• [What you should do]
Without the pictures, set down every line of the data exactly.

-- Start of Supplied material --

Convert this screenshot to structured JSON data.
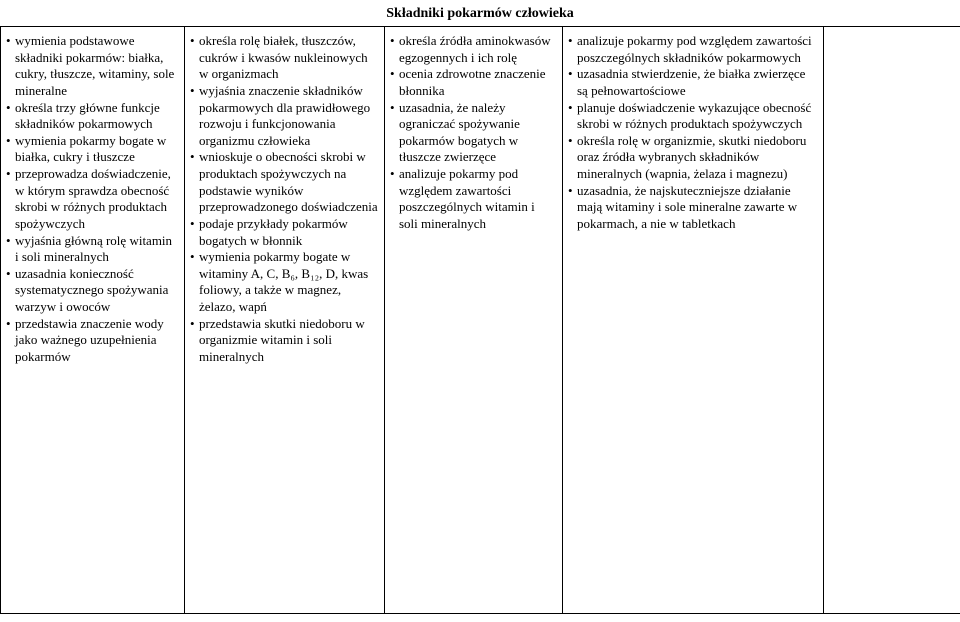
{
  "title": "Składniki pokarmów człowieka",
  "columns": {
    "c1": [
      "wymienia podstawowe składniki pokarmów: białka, cukry, tłuszcze, witaminy, sole mineralne",
      "określa trzy główne funkcje składników pokarmowych",
      "wymienia pokarmy bogate w białka, cukry i tłuszcze",
      "przeprowadza doświadczenie, w którym sprawdza obecność skrobi w różnych produktach spożywczych",
      "wyjaśnia główną rolę witamin i soli mineralnych",
      "uzasadnia konieczność systematycznego spożywania warzyw i owoców",
      "przedstawia znaczenie wody jako ważnego uzupełnienia pokarmów"
    ],
    "c2": [
      "określa rolę białek, tłuszczów, cukrów i kwasów nukleinowych w organizmach",
      "wyjaśnia znaczenie składników pokarmowych dla prawidłowego rozwoju i funkcjonowania organizmu człowieka",
      "wnioskuje o obecności skrobi w produktach spożywczych na podstawie wyników przeprowadzonego doświadczenia",
      "podaje przykłady pokarmów bogatych w błonnik",
      "wymienia pokarmy bogate w witaminy A, C, B₆, B₁₂, D, kwas foliowy, a także w magnez, żelazo, wapń",
      "przedstawia skutki niedoboru w organizmie witamin i soli mineralnych"
    ],
    "c3": [
      "określa źródła aminokwasów egzogennych i ich rolę",
      "ocenia zdrowotne znaczenie błonnika",
      "uzasadnia, że należy ograniczać spożywanie pokarmów bogatych w tłuszcze zwierzęce",
      "analizuje pokarmy pod względem zawartości poszczególnych witamin i soli mineralnych"
    ],
    "c4": [
      "analizuje pokarmy pod względem zawartości poszczególnych składników pokarmowych",
      "uzasadnia stwierdzenie, że białka zwierzęce są pełnowartościowe",
      "planuje doświadczenie wykazujące obecność skrobi w różnych produktach spożywczych",
      "określa rolę w organizmie, skutki niedoboru oraz źródła wybranych składników mineralnych (wapnia, żelaza i magnezu)",
      "uzasadnia, że najskuteczniejsze działanie mają witaminy i sole mineralne zawarte w pokarmach, a nie w tabletkach"
    ]
  }
}
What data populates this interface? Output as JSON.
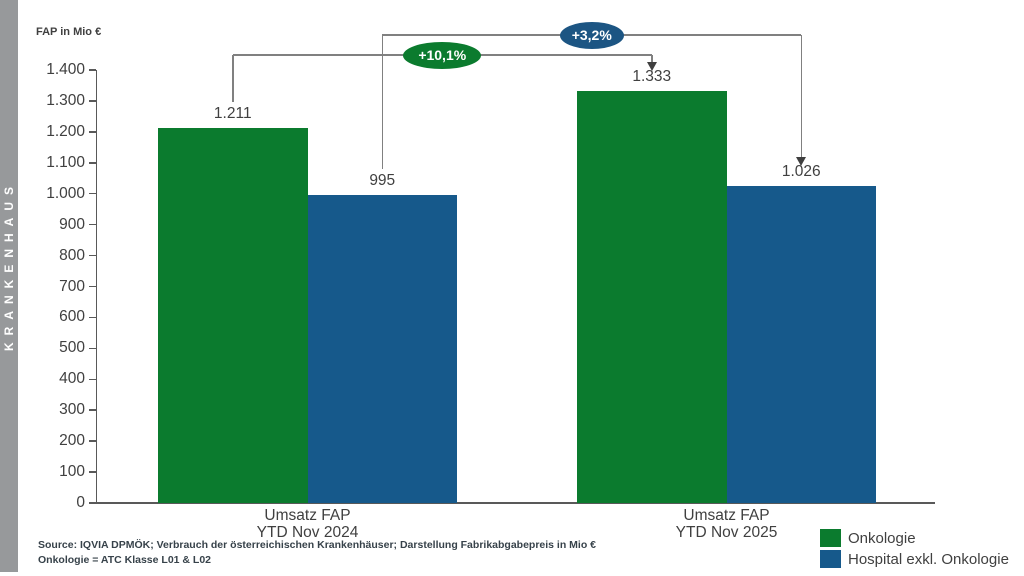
{
  "sidebar": {
    "label": "KRANKENHAUS",
    "bg_color": "#97999B",
    "text_color": "#FFFFFF"
  },
  "chart_data": {
    "type": "bar",
    "title": "",
    "ylabel": "FAP in Mio €",
    "xlabel": "",
    "ylim": [
      0,
      1400
    ],
    "ytick_step": 100,
    "ytick_labels_top_to_bottom": [
      "1.400",
      "1.300",
      "1.200",
      "1.100",
      "1.000",
      "900",
      "800",
      "700",
      "600",
      "500",
      "400",
      "300",
      "200",
      "100",
      "0"
    ],
    "grid": false,
    "categories": [
      "Umsatz FAP YTD Nov 2024",
      "Umsatz FAP YTD Nov 2025"
    ],
    "category_lines": [
      [
        "Umsatz FAP",
        "YTD Nov 2024"
      ],
      [
        "Umsatz FAP",
        "YTD Nov 2025"
      ]
    ],
    "series": [
      {
        "name": "Onkologie",
        "color": "#0B7B2E",
        "values": [
          1211,
          1333
        ],
        "value_labels": [
          "1.211",
          "1.333"
        ]
      },
      {
        "name": "Hospital exkl. Onkologie",
        "color": "#16598B",
        "values": [
          995,
          1026
        ],
        "value_labels": [
          "995",
          "1.026"
        ]
      }
    ],
    "annotations": [
      {
        "label": "+10,1%",
        "series": "Onkologie",
        "color": "#0B7B2E"
      },
      {
        "label": "+3,2%",
        "series": "Hospital exkl. Onkologie",
        "color": "#1C5583"
      }
    ],
    "legend_position": "bottom-right"
  },
  "legend": {
    "items": [
      {
        "label": "Onkologie",
        "color": "#0B7B2E"
      },
      {
        "label": "Hospital exkl. Onkologie",
        "color": "#16598B"
      }
    ]
  },
  "footnotes": [
    "Source: IQVIA DPMÖK; Verbrauch der österreichischen Krankenhäuser; Darstellung Fabrikabgabepreis in Mio €",
    "Onkologie = ATC Klasse L01 & L02"
  ],
  "colors": {
    "axis": "#595959",
    "bracket_line": "#808080",
    "arrow_head": "#3F3F3F",
    "text": "#404040"
  }
}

-- End of Supplied material --

• [Reply to the task]
Convert this screenshot to structured JSON data.
{
  "title": "Składniki pokarmów człowieka",
  "columns": {
    "c1": [
      "wymienia podstawowe składniki pokarmów: białka, cukry, tłuszcze, witaminy, sole mineralne",
      "określa trzy główne funkcje składników pokarmowych",
      "wymienia pokarmy bogate w białka, cukry i tłuszcze",
      "przeprowadza doświadczenie, w którym sprawdza obecność skrobi w różnych produktach spożywczych",
      "wyjaśnia główną rolę witamin i soli mineralnych",
      "uzasadnia konieczność systematycznego spożywania warzyw i owoców",
      "przedstawia znaczenie wody jako ważnego uzupełnienia pokarmów"
    ],
    "c2": [
      "określa rolę białek, tłuszczów, cukrów i kwasów nukleinowych w organizmach",
      "wyjaśnia znaczenie składników pokarmowych dla prawidłowego rozwoju i funkcjonowania organizmu człowieka",
      "wnioskuje o obecności skrobi w produktach spożywczych na podstawie wyników przeprowadzonego doświadczenia",
      "podaje przykłady pokarmów bogatych w błonnik",
      "wymienia pokarmy bogate w witaminy A, C, B₆, B₁₂, D, kwas foliowy, a także w magnez, żelazo, wapń",
      "przedstawia skutki niedoboru w organizmie witamin i soli mineralnych"
    ],
    "c3": [
      "określa źródła aminokwasów egzogennych i ich rolę",
      "ocenia zdrowotne znaczenie błonnika",
      "uzasadnia, że należy ograniczać spożywanie pokarmów bogatych w tłuszcze zwierzęce",
      "analizuje pokarmy pod względem zawartości poszczególnych witamin i soli mineralnych"
    ],
    "c4": [
      "analizuje pokarmy pod względem zawartości poszczególnych składników pokarmowych",
      "uzasadnia stwierdzenie, że białka zwierzęce są pełnowartościowe",
      "planuje doświadczenie wykazujące obecność skrobi w różnych produktach spożywczych",
      "określa rolę w organizmie, skutki niedoboru oraz źródła wybranych składników mineralnych (wapnia, żelaza i magnezu)",
      "uzasadnia, że najskuteczniejsze działanie mają witaminy i sole mineralne zawarte w pokarmach, a nie w tabletkach"
    ]
  }
}
What data populates this interface? Output as JSON.
{
  "sidebar": {
    "label": "KRANKENHAUS",
    "bg_color": "#97999B",
    "text_color": "#FFFFFF"
  },
  "chart_data": {
    "type": "bar",
    "title": "",
    "ylabel": "FAP in Mio €",
    "xlabel": "",
    "ylim": [
      0,
      1400
    ],
    "ytick_step": 100,
    "ytick_labels_top_to_bottom": [
      "1.400",
      "1.300",
      "1.200",
      "1.100",
      "1.000",
      "900",
      "800",
      "700",
      "600",
      "500",
      "400",
      "300",
      "200",
      "100",
      "0"
    ],
    "grid": false,
    "categories": [
      "Umsatz FAP YTD Nov 2024",
      "Umsatz FAP YTD Nov 2025"
    ],
    "category_lines": [
      [
        "Umsatz FAP",
        "YTD Nov 2024"
      ],
      [
        "Umsatz FAP",
        "YTD Nov 2025"
      ]
    ],
    "series": [
      {
        "name": "Onkologie",
        "color": "#0B7B2E",
        "values": [
          1211,
          1333
        ],
        "value_labels": [
          "1.211",
          "1.333"
        ]
      },
      {
        "name": "Hospital exkl. Onkologie",
        "color": "#16598B",
        "values": [
          995,
          1026
        ],
        "value_labels": [
          "995",
          "1.026"
        ]
      }
    ],
    "annotations": [
      {
        "label": "+10,1%",
        "series": "Onkologie",
        "color": "#0B7B2E"
      },
      {
        "label": "+3,2%",
        "series": "Hospital exkl. Onkologie",
        "color": "#1C5583"
      }
    ],
    "legend_position": "bottom-right"
  },
  "legend": {
    "items": [
      {
        "label": "Onkologie",
        "color": "#0B7B2E"
      },
      {
        "label": "Hospital exkl. Onkologie",
        "color": "#16598B"
      }
    ]
  },
  "footnotes": [
    "Source: IQVIA DPMÖK; Verbrauch der österreichischen Krankenhäuser; Darstellung Fabrikabgabepreis in Mio €",
    "Onkologie = ATC Klasse L01 & L02"
  ],
  "colors": {
    "axis": "#595959",
    "bracket_line": "#808080",
    "arrow_head": "#3F3F3F",
    "text": "#404040"
  }
}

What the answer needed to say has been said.